Information Block Start
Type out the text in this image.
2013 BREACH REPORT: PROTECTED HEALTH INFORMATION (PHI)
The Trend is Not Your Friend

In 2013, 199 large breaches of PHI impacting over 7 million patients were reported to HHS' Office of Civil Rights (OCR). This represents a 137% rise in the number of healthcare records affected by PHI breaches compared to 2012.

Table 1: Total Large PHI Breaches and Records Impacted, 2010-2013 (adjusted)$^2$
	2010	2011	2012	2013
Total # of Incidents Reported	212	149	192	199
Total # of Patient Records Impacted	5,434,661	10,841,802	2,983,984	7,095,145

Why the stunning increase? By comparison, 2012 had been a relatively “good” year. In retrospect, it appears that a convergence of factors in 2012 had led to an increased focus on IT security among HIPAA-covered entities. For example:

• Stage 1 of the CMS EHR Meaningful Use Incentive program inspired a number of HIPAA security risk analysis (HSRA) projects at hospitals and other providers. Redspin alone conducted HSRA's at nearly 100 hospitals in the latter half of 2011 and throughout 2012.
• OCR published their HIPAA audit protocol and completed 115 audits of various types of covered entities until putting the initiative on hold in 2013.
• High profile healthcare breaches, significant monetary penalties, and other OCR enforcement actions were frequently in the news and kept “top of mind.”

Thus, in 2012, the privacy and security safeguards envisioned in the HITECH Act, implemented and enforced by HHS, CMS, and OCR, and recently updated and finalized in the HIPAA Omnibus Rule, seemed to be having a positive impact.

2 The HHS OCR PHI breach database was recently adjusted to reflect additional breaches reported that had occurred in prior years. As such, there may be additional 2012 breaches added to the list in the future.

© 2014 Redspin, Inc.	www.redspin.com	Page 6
Information Block End
== What the task requires ==
Would you output every record above exactly as it stands?

== Solution ==
Type out the text in this image.
2013 BREACH REPORT: PROTECTED HEALTH INFORMATION (PHI)
The Trend is Not Your Friend

In 2013, 199 large breaches of PHI impacting over 7 million patients were reported to HHS' Office of Civil Rights (OCR). This represents a 137% rise in the number of healthcare records affected by PHI breaches compared to 2012.

Table 1: Total Large PHI Breaches and Records Impacted, 2010-2013 (adjusted)$^2$
	2010	2011	2012	2013
Total # of Incidents Reported	212	149	192	199
Total # of Patient Records Impacted	5,434,661	10,841,802	2,983,984	7,095,145

Why the stunning increase? By comparison, 2012 had been a relatively “good” year. In retrospect, it appears that a convergence of factors in 2012 had led to an increased focus on IT security among HIPAA-covered entities. For example:

• Stage 1 of the CMS EHR Meaningful Use Incentive program inspired a number of HIPAA security risk analysis (HSRA) projects at hospitals and other providers. Redspin alone conducted HSRA's at nearly 100 hospitals in the latter half of 2011 and throughout 2012.
• OCR published their HIPAA audit protocol and completed 115 audits of various types of covered entities until putting the initiative on hold in 2013.
• High profile healthcare breaches, significant monetary penalties, and other OCR enforcement actions were frequently in the news and kept “top of mind.”

Thus, in 2012, the privacy and security safeguards envisioned in the HITECH Act, implemented and enforced by HHS, CMS, and OCR, and recently updated and finalized in the HIPAA Omnibus Rule, seemed to be having a positive impact.

2 The HHS OCR PHI breach database was recently adjusted to reflect additional breaches reported that had occurred in prior years. As such, there may be additional 2012 breaches added to the list in the future.

© 2014 Redspin, Inc.	www.redspin.com	Page 6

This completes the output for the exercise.